### [GIVEN EXERCISE]
Repeat the lines of the listing exactly, starting at its first line and ending at the line that contains "feedback-button[interactable] [1811,891,1875,955]", with both of those lines included.

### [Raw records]
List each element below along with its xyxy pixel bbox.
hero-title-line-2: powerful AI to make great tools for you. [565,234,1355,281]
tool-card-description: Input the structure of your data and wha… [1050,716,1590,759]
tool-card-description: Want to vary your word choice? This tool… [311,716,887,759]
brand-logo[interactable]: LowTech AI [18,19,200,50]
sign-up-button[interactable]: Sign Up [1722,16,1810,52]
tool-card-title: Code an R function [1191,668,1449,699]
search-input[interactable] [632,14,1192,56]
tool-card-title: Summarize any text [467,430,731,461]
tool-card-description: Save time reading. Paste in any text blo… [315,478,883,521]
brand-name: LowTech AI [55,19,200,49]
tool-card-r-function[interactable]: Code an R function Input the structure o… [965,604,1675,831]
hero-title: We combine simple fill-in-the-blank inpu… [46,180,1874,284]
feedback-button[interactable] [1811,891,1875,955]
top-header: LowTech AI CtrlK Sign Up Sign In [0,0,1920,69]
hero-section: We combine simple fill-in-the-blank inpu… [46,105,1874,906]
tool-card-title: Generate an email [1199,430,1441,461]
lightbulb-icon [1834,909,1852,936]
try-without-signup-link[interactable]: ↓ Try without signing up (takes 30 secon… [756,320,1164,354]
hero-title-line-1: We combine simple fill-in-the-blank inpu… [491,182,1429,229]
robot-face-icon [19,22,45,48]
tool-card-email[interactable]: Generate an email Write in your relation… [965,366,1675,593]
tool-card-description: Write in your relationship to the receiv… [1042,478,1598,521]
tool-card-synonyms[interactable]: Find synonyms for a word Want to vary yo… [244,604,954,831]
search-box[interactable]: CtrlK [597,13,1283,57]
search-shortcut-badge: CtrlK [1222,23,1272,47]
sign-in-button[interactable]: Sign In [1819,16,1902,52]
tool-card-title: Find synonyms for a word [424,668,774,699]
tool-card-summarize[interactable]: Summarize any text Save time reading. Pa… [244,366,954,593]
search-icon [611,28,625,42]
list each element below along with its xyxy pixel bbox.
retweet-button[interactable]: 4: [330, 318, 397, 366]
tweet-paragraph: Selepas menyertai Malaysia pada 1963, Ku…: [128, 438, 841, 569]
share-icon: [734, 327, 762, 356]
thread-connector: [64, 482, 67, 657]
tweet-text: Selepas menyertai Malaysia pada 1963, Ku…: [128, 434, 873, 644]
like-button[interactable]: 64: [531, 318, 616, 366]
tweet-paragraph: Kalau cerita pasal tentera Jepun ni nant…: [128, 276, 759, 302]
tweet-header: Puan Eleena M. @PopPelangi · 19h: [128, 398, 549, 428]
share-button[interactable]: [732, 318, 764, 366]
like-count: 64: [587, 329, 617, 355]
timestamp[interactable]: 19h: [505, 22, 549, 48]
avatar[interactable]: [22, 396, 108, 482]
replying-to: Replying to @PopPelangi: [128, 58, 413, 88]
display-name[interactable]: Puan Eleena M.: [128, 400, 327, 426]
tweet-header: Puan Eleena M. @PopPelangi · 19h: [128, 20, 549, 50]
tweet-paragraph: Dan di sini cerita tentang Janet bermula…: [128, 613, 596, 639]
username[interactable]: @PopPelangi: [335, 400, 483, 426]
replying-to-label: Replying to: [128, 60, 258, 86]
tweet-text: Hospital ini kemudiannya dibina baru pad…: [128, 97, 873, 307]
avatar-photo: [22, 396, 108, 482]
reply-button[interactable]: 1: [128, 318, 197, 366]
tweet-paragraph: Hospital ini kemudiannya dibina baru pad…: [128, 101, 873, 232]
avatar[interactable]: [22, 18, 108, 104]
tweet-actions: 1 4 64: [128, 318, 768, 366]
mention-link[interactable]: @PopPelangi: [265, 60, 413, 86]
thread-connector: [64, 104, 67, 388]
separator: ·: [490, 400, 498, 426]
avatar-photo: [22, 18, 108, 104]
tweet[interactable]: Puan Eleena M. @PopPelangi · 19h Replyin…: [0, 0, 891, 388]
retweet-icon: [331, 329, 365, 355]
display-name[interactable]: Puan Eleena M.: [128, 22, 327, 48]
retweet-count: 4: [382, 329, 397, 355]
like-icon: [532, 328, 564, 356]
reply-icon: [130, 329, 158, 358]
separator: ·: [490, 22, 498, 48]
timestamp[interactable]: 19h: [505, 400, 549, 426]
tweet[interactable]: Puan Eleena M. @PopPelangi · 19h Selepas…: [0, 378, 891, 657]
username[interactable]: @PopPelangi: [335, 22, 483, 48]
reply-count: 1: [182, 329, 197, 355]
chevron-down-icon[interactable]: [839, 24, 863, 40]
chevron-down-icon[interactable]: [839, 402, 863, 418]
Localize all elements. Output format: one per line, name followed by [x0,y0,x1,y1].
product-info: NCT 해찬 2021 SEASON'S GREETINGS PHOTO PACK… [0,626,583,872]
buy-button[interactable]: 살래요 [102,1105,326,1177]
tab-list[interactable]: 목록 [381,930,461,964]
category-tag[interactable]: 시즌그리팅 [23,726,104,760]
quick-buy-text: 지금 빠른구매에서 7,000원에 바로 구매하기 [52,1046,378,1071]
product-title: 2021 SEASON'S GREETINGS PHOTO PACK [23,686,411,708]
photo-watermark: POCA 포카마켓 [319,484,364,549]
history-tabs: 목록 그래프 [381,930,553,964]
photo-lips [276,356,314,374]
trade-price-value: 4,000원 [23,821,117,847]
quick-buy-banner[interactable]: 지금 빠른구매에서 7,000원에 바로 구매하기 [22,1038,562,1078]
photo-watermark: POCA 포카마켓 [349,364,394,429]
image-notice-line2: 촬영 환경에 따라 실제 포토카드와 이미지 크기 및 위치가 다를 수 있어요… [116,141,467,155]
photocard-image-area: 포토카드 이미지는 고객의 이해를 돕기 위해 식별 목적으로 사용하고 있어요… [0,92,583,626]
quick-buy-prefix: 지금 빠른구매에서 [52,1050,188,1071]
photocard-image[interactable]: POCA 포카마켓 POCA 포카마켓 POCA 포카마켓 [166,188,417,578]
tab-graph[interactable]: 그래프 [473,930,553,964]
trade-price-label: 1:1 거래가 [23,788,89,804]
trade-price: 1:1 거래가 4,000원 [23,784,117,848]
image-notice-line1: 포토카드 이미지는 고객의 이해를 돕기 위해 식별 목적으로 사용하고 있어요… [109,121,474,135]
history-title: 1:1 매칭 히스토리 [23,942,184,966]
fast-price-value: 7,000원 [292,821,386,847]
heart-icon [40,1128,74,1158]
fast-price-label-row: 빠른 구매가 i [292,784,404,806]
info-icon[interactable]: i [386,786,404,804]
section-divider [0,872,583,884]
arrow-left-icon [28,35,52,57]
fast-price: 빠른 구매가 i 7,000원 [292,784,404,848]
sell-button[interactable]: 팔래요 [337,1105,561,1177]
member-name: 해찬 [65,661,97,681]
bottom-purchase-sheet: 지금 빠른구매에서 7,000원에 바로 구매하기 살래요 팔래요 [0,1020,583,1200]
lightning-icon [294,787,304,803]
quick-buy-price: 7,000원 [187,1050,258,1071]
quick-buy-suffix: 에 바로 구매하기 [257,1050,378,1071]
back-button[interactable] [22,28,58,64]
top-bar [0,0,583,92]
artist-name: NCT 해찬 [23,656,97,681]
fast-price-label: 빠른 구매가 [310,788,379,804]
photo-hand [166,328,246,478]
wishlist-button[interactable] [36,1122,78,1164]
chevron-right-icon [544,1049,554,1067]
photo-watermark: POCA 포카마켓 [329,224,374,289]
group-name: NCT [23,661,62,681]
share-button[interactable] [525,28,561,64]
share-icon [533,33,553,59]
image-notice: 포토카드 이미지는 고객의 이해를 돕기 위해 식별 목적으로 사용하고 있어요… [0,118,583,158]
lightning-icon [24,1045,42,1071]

### [FINISHED ANSWER]
List each element below along with its xyxy pixel bbox.
hero-title-line-2: powerful AI to make great tools for you. [565,234,1355,281]
tool-card-description: Input the structure of your data and wha… [1050,716,1590,759]
tool-card-description: Want to vary your word choice? This tool… [311,716,887,759]
brand-logo[interactable]: LowTech AI [18,19,200,50]
sign-up-button[interactable]: Sign Up [1722,16,1810,52]
tool-card-title: Code an R function [1191,668,1449,699]
search-input[interactable] [632,14,1192,56]
tool-card-title: Summarize any text [467,430,731,461]
tool-card-description: Save time reading. Paste in any text blo… [315,478,883,521]
brand-name: LowTech AI [55,19,200,49]
tool-card-r-function[interactable]: Code an R function Input the structure o… [965,604,1675,831]
hero-title: We combine simple fill-in-the-blank inpu… [46,180,1874,284]
feedback-button[interactable] [1811,891,1875,955]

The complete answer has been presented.